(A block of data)
--- Begin ---

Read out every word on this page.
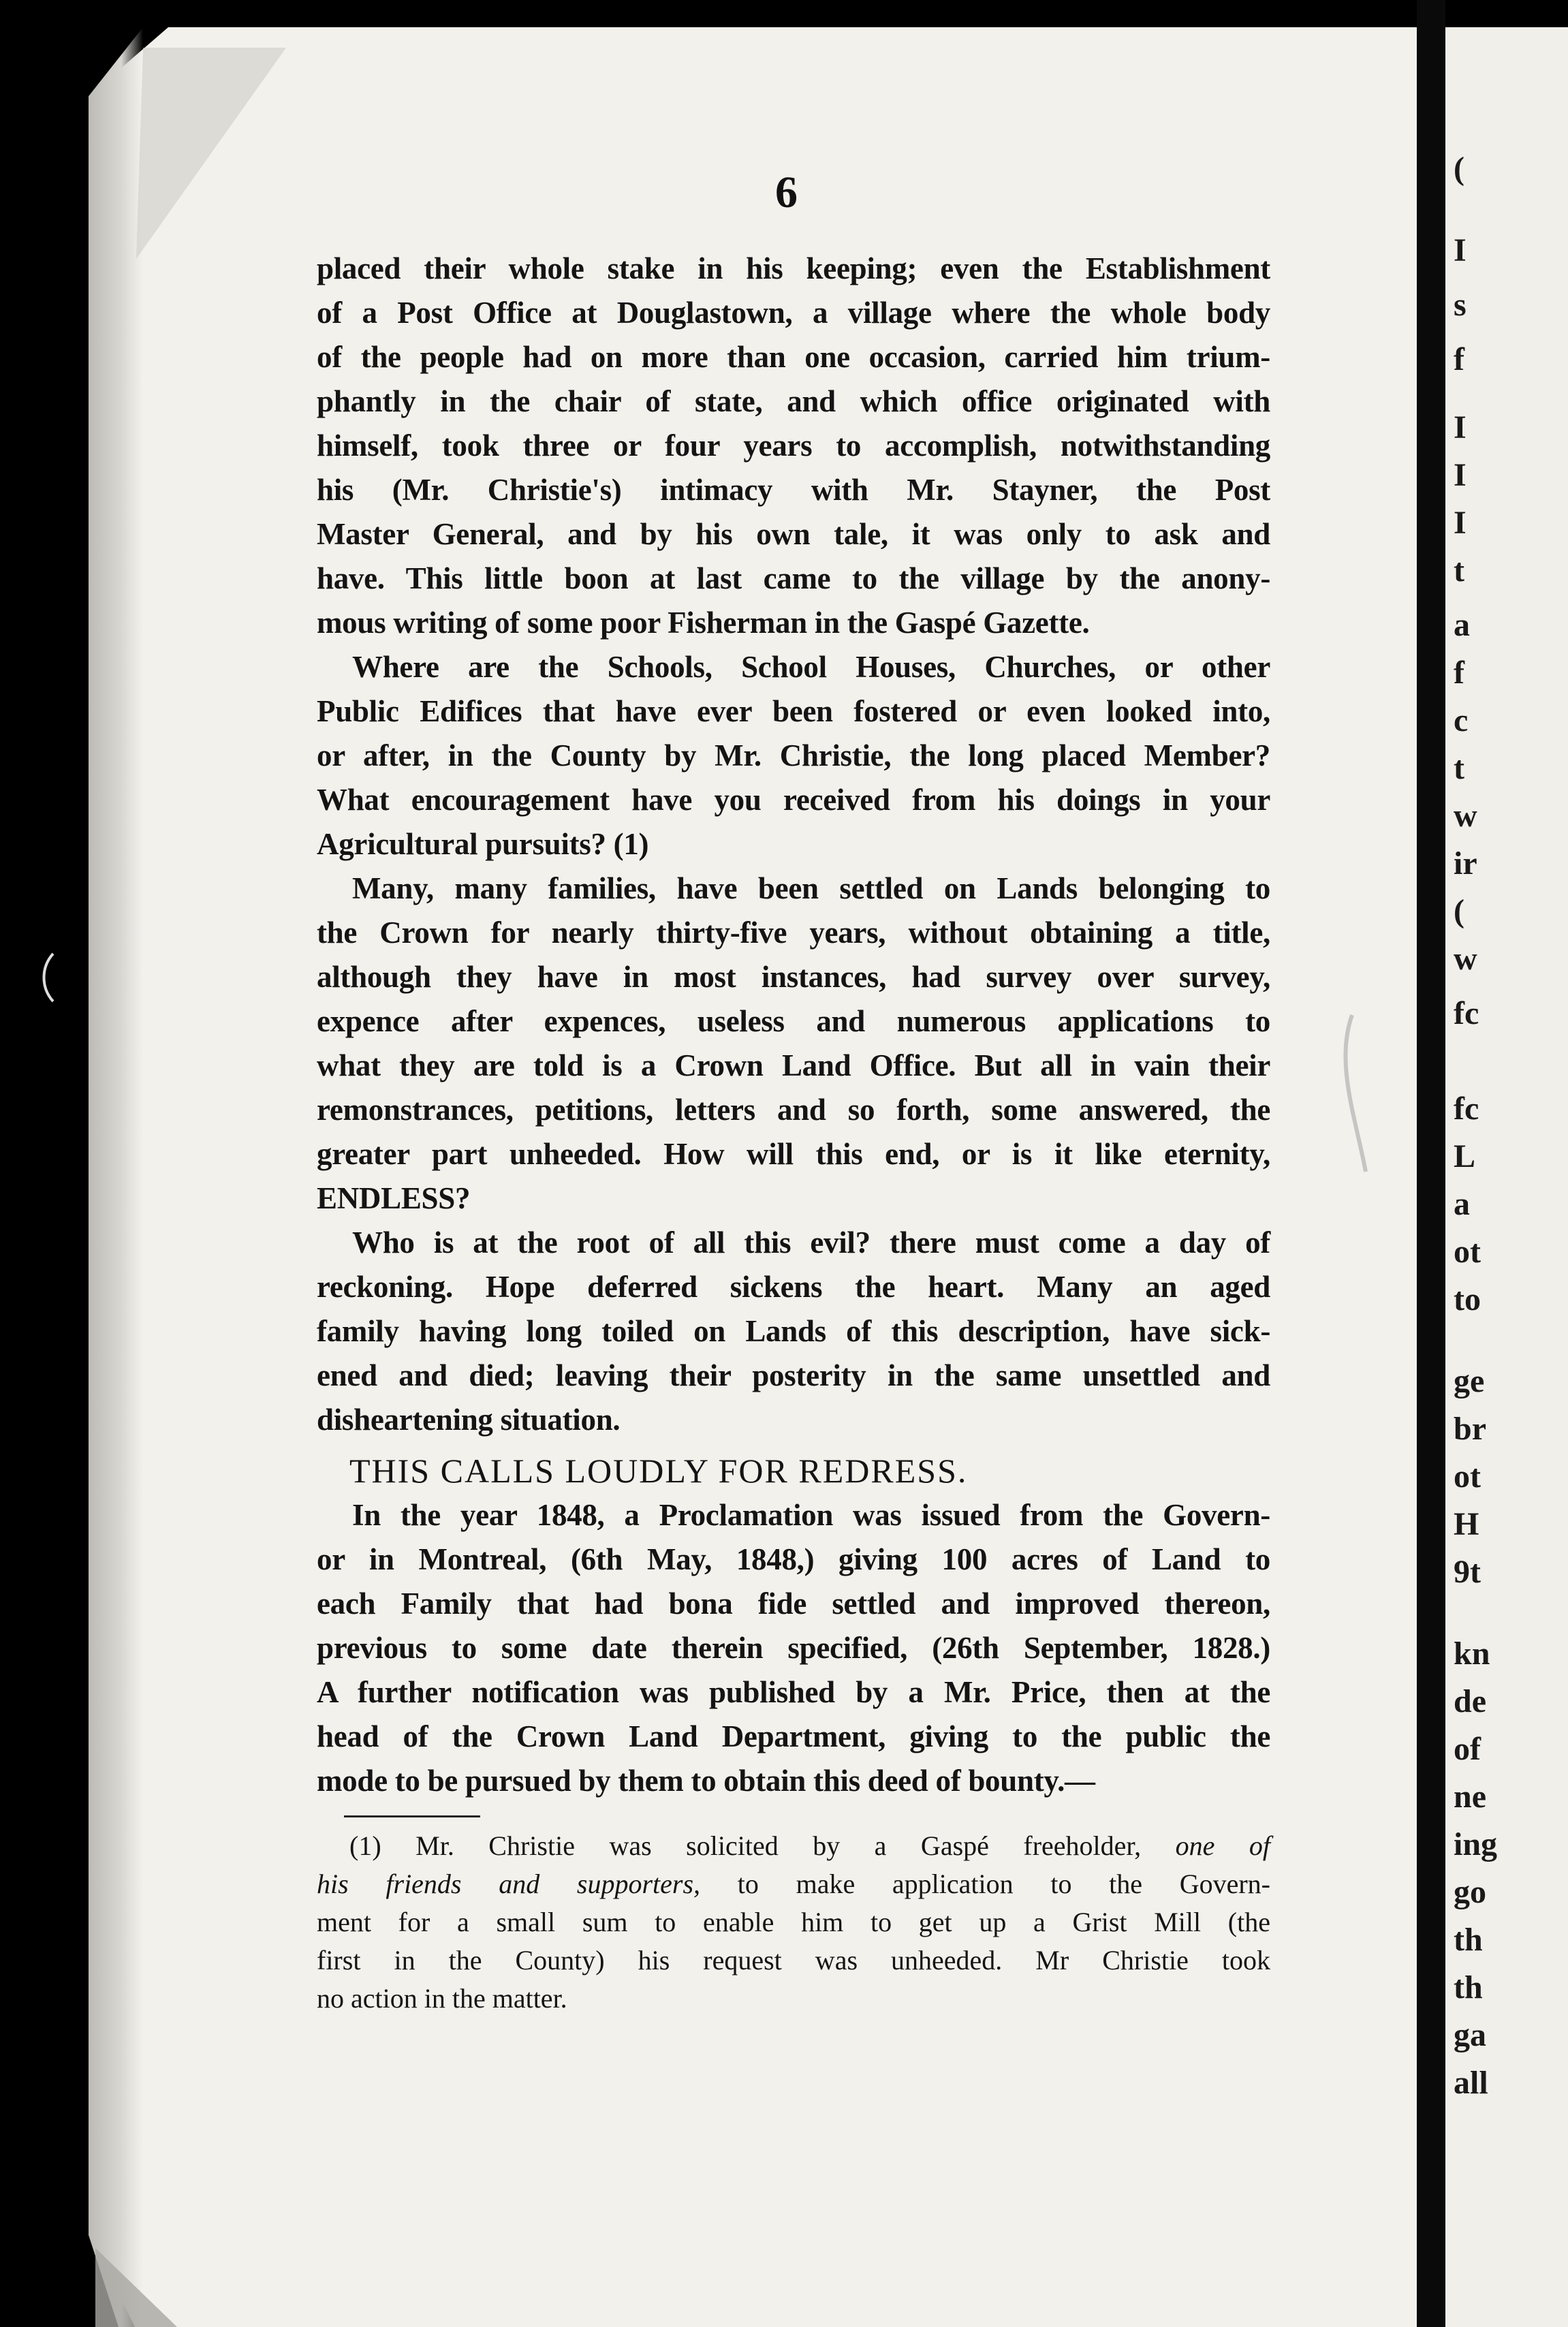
(
I
s
f
I
I
I
t
a
f
c
t
w
ir
(
w
fc
fc
L
a
ot
to
ge
br
ot
H
9t
kn
de
of
ne
ing
go
th
th
ga
all
6
placed their whole stake in his keeping; even the Establishment
of a Post Office at Douglastown, a village where the whole body
of the people had on more than one occasion, carried him trium-
phantly in the chair of state, and which office originated with
himself, took three or four years to accomplish, notwithstanding
his (Mr. Christie's) intimacy with Mr. Stayner, the Post
Master General, and by his own tale, it was only to ask and
have. This little boon at last came to the village by the anony-
mous writing of some poor Fisherman in the Gaspé Gazette.
Where are the Schools, School Houses, Churches, or other
Public Edifices that have ever been fostered or even looked into,
or after, in the County by Mr. Christie, the long placed Member?
What encouragement have you received from his doings in your
Agricultural pursuits? (1)
Many, many families, have been settled on Lands belonging to
the Crown for nearly thirty-five years, without obtaining a title,
although they have in most instances, had survey over survey,
expence after expences, useless and numerous applications to
what they are told is a Crown Land Office. But all in vain their
remonstrances, petitions, letters and so forth, some answered, the
greater part unheeded. How will this end, or is it like eternity,
ENDLESS?
Who is at the root of all this evil? there must come a day of
reckoning. Hope deferred sickens the heart. Many an aged
family having long toiled on Lands of this description, have sick-
ened and died; leaving their posterity in the same unsettled and
disheartening situation.
THIS CALLS LOUDLY FOR REDRESS.
In the year 1848, a Proclamation was issued from the Govern-
or in Montreal, (6th May, 1848,) giving 100 acres of Land to
each Family that had bona fide settled and improved thereon,
previous to some date therein specified, (26th September, 1828.)
A further notification was published by a Mr. Price, then at the
head of the Crown Land Department, giving to the public the
mode to be pursued by them to obtain this deed of bounty.—
(1) Mr. Christie was solicited by a Gaspé freeholder, one of
his friends and supporters, to make application to the Govern-
ment for a small sum to enable him to get up a Grist Mill (the
first in the County) his request was unheeded. Mr Christie took
no action in the matter.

--- End ---

:: Given request ::
Transcribe the full listing above exactly, with the images removed.

:: Result below ::
Read out every word on this page.
(
I
s
f
I
I
I
t
a
f
c
t
w
ir
(
w
fc
fc
L
a
ot
to
ge
br
ot
H
9t
kn
de
of
ne
ing
go
th
th
ga
all
6
placed their whole stake in his keeping; even the Establishment
of a Post Office at Douglastown, a village where the whole body
of the people had on more than one occasion, carried him trium-
phantly in the chair of state, and which office originated with
himself, took three or four years to accomplish, notwithstanding
his (Mr. Christie's) intimacy with Mr. Stayner, the Post
Master General, and by his own tale, it was only to ask and
have. This little boon at last came to the village by the anony-
mous writing of some poor Fisherman in the Gaspé Gazette.
Where are the Schools, School Houses, Churches, or other
Public Edifices that have ever been fostered or even looked into,
or after, in the County by Mr. Christie, the long placed Member?
What encouragement have you received from his doings in your
Agricultural pursuits? (1)
Many, many families, have been settled on Lands belonging to
the Crown for nearly thirty-five years, without obtaining a title,
although they have in most instances, had survey over survey,
expence after expences, useless and numerous applications to
what they are told is a Crown Land Office. But all in vain their
remonstrances, petitions, letters and so forth, some answered, the
greater part unheeded. How will this end, or is it like eternity,
ENDLESS?
Who is at the root of all this evil? there must come a day of
reckoning. Hope deferred sickens the heart. Many an aged
family having long toiled on Lands of this description, have sick-
ened and died; leaving their posterity in the same unsettled and
disheartening situation.
THIS CALLS LOUDLY FOR REDRESS.
In the year 1848, a Proclamation was issued from the Govern-
or in Montreal, (6th May, 1848,) giving 100 acres of Land to
each Family that had bona fide settled and improved thereon,
previous to some date therein specified, (26th September, 1828.)
A further notification was published by a Mr. Price, then at the
head of the Crown Land Department, giving to the public the
mode to be pursued by them to obtain this deed of bounty.—
(1) Mr. Christie was solicited by a Gaspé freeholder, one of
his friends and supporters, to make application to the Govern-
ment for a small sum to enable him to get up a Grist Mill (the
first in the County) his request was unheeded. Mr Christie took
no action in the matter.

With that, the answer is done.